> **Problem details**: In the listing below, find every line with the string "direktivet" and pull it out.

> **Input material**:
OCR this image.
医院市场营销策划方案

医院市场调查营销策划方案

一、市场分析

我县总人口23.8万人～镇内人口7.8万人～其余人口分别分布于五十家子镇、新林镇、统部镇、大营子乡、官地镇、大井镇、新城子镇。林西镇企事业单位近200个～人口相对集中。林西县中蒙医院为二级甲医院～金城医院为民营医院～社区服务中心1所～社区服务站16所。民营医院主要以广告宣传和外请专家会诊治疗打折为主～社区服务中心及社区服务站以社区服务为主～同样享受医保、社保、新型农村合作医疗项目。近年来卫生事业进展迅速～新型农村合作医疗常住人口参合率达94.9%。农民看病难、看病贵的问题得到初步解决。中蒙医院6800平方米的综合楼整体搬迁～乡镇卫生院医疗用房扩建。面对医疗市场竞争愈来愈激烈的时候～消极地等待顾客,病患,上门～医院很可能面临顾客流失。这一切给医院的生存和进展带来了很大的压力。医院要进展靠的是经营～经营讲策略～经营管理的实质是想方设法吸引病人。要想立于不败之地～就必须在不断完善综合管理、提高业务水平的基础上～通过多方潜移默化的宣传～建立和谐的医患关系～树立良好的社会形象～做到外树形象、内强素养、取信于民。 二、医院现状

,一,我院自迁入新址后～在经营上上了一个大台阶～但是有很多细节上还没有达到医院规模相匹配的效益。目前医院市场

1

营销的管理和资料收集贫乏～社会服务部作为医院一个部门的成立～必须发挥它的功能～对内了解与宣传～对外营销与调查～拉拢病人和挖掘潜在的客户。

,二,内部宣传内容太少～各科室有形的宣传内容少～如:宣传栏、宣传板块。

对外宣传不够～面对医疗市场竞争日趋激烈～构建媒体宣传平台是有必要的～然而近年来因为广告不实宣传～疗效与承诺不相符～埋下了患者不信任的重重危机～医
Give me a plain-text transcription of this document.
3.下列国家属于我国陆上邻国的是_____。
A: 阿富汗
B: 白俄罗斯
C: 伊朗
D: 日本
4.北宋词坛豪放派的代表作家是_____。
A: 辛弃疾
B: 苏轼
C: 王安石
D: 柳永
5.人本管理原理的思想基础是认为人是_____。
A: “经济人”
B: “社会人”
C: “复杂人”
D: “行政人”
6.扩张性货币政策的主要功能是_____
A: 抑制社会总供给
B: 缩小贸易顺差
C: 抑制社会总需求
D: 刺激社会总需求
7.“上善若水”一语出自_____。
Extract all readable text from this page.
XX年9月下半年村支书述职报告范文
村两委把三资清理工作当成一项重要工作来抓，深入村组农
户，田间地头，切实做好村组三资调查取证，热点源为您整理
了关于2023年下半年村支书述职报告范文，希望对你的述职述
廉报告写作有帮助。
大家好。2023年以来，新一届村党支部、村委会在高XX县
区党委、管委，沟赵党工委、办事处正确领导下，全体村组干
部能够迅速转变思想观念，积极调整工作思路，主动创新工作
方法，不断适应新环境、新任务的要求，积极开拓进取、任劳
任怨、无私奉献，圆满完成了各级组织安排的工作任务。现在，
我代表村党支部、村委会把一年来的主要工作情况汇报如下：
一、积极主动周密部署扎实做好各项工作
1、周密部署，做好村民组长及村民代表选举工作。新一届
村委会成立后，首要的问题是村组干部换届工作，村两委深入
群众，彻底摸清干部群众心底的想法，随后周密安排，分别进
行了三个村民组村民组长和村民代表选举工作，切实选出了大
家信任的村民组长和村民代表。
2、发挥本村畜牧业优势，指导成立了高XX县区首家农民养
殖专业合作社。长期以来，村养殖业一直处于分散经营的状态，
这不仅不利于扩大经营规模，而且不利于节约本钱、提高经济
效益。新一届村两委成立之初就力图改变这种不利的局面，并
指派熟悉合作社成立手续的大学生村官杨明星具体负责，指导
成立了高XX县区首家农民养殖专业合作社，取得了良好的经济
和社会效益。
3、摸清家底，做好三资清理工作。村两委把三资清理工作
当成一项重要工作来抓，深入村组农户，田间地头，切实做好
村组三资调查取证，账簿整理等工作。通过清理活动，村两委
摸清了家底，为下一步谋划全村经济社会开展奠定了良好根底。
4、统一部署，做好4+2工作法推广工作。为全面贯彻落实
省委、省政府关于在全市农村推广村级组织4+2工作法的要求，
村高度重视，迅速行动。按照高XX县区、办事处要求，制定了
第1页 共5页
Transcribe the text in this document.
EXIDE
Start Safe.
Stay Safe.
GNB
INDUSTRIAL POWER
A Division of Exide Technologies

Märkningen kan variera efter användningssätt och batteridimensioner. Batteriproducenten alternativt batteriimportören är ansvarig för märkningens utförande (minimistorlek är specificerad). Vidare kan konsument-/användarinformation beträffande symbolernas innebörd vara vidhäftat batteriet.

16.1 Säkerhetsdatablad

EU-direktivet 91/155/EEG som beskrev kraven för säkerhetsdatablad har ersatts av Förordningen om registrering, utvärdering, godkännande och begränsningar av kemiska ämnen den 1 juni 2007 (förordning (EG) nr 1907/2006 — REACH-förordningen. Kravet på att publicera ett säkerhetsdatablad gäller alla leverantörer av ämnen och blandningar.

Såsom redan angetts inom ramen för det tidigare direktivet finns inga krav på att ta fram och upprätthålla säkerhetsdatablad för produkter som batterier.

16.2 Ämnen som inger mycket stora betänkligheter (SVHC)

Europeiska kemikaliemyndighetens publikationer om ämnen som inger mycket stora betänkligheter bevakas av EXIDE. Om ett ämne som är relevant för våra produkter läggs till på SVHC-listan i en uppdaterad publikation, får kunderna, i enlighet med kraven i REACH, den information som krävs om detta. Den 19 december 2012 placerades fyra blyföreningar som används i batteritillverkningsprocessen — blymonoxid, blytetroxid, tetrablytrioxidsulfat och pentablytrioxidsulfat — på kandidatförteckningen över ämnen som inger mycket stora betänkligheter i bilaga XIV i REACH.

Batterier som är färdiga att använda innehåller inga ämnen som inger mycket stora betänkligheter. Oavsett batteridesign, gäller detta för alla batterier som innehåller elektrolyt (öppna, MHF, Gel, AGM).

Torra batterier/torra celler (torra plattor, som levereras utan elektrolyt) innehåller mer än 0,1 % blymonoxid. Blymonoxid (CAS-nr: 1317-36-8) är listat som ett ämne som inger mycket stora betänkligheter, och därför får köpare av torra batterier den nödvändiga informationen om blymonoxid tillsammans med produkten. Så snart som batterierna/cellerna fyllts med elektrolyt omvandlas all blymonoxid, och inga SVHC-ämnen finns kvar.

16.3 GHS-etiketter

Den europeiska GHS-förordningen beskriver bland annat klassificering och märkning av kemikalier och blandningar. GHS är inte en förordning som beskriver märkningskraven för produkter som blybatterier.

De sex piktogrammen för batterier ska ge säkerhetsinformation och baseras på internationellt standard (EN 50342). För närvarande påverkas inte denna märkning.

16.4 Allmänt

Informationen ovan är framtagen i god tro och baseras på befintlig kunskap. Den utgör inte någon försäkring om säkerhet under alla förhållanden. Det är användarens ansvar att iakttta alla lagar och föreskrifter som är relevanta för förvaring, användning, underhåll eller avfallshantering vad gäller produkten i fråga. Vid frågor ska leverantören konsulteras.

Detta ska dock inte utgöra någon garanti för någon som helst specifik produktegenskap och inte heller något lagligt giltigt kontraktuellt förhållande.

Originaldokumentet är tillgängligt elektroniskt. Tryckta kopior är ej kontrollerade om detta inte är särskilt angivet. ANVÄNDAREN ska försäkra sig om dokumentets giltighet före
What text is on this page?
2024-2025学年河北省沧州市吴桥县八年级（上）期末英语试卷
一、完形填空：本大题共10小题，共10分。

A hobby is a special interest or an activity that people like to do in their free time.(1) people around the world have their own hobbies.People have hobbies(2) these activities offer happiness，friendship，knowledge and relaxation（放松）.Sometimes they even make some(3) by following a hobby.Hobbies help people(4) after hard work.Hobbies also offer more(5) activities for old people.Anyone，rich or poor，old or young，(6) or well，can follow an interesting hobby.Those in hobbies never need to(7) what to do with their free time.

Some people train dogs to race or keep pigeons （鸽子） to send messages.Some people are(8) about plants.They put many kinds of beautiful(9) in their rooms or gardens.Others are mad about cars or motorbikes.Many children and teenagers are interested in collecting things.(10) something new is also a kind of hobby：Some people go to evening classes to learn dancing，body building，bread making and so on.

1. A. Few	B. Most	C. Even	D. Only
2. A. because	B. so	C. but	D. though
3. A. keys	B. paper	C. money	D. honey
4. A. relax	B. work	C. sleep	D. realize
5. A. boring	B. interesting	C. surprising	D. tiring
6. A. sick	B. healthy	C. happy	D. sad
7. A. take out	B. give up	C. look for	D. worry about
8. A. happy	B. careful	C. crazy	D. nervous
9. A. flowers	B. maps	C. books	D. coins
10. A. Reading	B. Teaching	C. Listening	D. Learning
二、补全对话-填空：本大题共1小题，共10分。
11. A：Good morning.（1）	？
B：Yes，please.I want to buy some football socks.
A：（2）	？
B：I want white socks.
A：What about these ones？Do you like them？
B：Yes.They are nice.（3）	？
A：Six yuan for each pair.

> **Answer to this exercise**:
EU-direktivet 91/155/EEG som beskrev kraven för säkerhetsdatablad har ersatts av Förordningen om registrering, utvärdering, godkännande och begränsningar av kemiska ämnen den 1 juni 2007 (förordning (EG) nr 1907/2006 — REACH-förordningen. Kravet på att publicera ett säkerhetsdatablad gäller alla leverantörer av ämnen och blandningar.
Såsom redan angetts inom ramen för det tidigare direktivet finns inga krav på att ta fram och upprätthålla säkerhetsdatablad för produkter som batterier.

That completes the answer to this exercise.